▶ Work to do
Transcribe each record below word for word.
--- start of Supplied material ---
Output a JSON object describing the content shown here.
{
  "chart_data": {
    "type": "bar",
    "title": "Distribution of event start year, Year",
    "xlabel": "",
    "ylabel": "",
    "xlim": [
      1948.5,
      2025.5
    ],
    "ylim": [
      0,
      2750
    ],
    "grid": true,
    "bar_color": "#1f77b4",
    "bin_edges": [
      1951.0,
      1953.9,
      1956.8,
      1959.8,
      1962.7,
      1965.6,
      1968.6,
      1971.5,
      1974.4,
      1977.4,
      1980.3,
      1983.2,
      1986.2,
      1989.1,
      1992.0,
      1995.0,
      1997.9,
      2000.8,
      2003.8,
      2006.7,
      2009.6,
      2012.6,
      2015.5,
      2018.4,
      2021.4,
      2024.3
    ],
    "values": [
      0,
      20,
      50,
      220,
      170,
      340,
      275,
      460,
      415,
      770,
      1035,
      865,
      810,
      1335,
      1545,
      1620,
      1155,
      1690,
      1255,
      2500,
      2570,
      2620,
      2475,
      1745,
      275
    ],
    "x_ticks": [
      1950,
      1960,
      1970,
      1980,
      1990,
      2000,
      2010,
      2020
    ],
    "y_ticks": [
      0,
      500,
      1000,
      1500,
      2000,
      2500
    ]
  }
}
--- end of Supplied material ---
▶ Answer to this problem
Output a JSON object describing the content shown here.
{
  "chart_data": {
    "type": "bar",
    "title": "Distribution of event start year, Year",
    "xlabel": "",
    "ylabel": "",
    "xlim": [
      1948.5,
      2025.5
    ],
    "ylim": [
      0,
      2750
    ],
    "grid": true,
    "bar_color": "#1f77b4",
    "bin_edges": [
      1951.0,
      1953.9,
      1956.8,
      1959.8,
      1962.7,
      1965.6,
      1968.6,
      1971.5,
      1974.4,
      1977.4,
      1980.3,
      1983.2,
      1986.2,
      1989.1,
      1992.0,
      1995.0,
      1997.9,
      2000.8,
      2003.8,
      2006.7,
      2009.6,
      2012.6,
      2015.5,
      2018.4,
      2021.4,
      2024.3
    ],
    "values": [
      0,
      20,
      50,
      220,
      170,
      340,
      275,
      460,
      415,
      770,
      1035,
      865,
      810,
      1335,
      1545,
      1620,
      1155,
      1690,
      1255,
      2500,
      2570,
      2620,
      2475,
      1745,
      275
    ],
    "x_ticks": [
      1950,
      1960,
      1970,
      1980,
      1990,
      2000,
      2010,
      2020
    ],
    "y_ticks": [
      0,
      500,
      1000,
      1500,
      2000,
      2500
    ]
  }
}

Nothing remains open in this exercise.